▶ **Objective**
Output the line containing "Type out the text in this image." and each line after it through the end of the data, exactly as written, with pictures left out.

--- Record list ---

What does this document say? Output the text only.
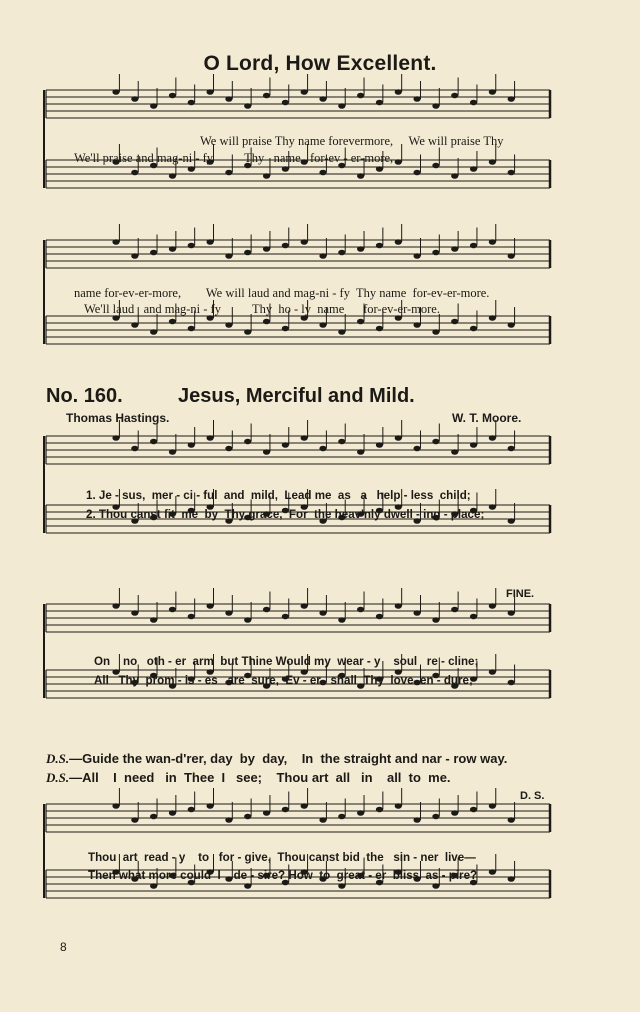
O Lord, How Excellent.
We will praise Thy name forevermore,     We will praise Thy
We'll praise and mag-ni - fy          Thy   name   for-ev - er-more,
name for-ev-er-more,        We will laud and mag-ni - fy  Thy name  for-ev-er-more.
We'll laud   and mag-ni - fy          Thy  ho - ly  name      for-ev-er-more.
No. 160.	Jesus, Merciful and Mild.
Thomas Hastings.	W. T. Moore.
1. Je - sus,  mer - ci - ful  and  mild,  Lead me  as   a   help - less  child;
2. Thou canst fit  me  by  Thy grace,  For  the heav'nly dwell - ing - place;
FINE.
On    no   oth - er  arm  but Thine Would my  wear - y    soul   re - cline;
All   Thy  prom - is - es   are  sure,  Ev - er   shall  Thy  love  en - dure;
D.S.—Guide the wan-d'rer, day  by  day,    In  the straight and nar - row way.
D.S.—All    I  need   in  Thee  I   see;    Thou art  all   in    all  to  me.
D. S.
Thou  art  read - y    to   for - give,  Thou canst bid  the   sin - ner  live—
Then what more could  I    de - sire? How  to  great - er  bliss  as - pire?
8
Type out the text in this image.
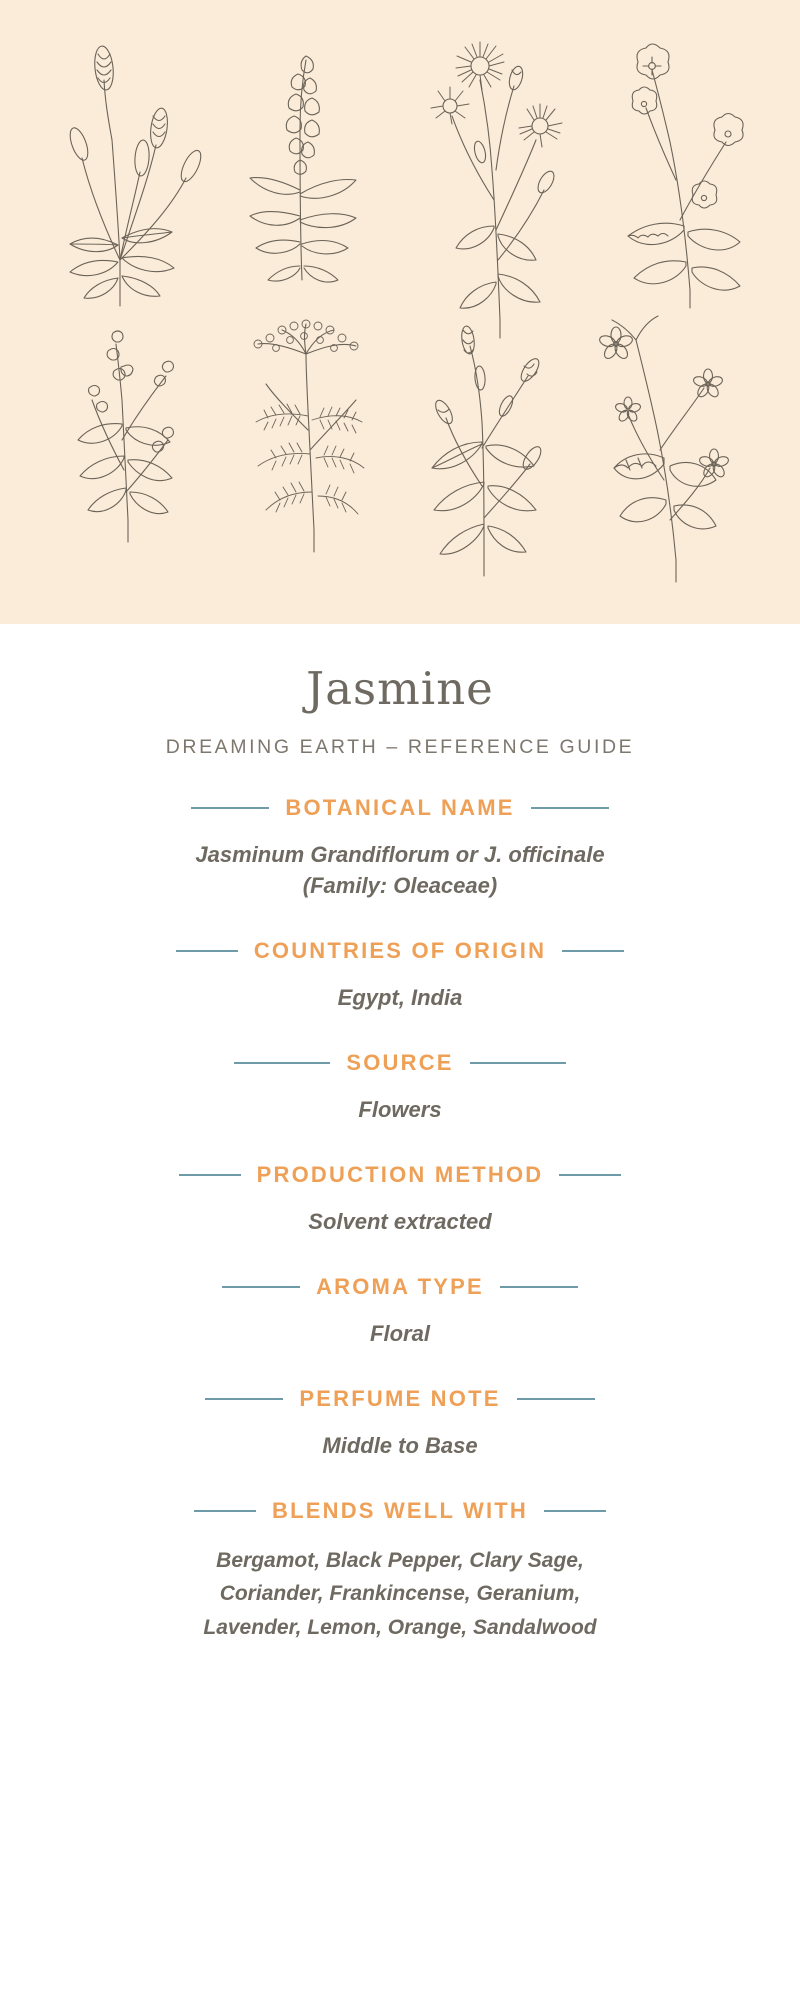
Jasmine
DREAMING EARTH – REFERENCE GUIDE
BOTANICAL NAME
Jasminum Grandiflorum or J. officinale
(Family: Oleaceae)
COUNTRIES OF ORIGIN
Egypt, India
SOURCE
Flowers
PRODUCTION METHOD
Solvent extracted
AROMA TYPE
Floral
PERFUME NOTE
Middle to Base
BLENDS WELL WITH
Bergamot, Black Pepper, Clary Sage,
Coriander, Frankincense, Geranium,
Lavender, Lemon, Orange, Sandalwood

---

▶ **Solution below**
Type out the text in this image.
Jasmine
DREAMING EARTH – REFERENCE GUIDE
BOTANICAL NAME
Jasminum Grandiflorum or J. officinale
(Family: Oleaceae)
COUNTRIES OF ORIGIN
Egypt, India
SOURCE
Flowers
PRODUCTION METHOD
Solvent extracted
AROMA TYPE
Floral
PERFUME NOTE
Middle to Base
BLENDS WELL WITH
Bergamot, Black Pepper, Clary Sage,
Coriander, Frankincense, Geranium,
Lavender, Lemon, Orange, Sandalwood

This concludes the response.